§ STATED TASK
Retype the lines below precisely as they appear, with no changes.

§ SUPPLIED RECORDS
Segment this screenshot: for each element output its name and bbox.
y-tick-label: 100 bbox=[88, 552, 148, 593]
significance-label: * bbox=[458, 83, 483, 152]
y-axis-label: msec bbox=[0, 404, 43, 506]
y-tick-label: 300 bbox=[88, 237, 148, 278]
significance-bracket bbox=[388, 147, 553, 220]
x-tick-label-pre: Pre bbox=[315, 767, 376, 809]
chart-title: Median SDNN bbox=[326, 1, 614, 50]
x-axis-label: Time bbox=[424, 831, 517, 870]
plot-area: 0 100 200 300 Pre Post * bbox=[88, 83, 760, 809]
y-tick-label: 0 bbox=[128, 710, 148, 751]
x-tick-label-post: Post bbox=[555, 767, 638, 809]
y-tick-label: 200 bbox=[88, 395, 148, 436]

§ RIGHT ANSWER
Segment this screenshot: for each element output its name and bbox.
y-tick-label: 100 bbox=[88, 552, 148, 593]
significance-label: * bbox=[458, 83, 483, 152]
y-axis-label: msec bbox=[0, 404, 43, 506]
y-tick-label: 300 bbox=[88, 237, 148, 278]
significance-bracket bbox=[388, 147, 553, 220]
x-tick-label-pre: Pre bbox=[315, 767, 376, 809]
chart-title: Median SDNN bbox=[326, 1, 614, 50]
x-axis-label: Time bbox=[424, 831, 517, 870]
plot-area: 0 100 200 300 Pre Post * bbox=[88, 83, 760, 809]
y-tick-label: 0 bbox=[128, 710, 148, 751]
x-tick-label-post: Post bbox=[555, 767, 638, 809]
y-tick-label: 200 bbox=[88, 395, 148, 436]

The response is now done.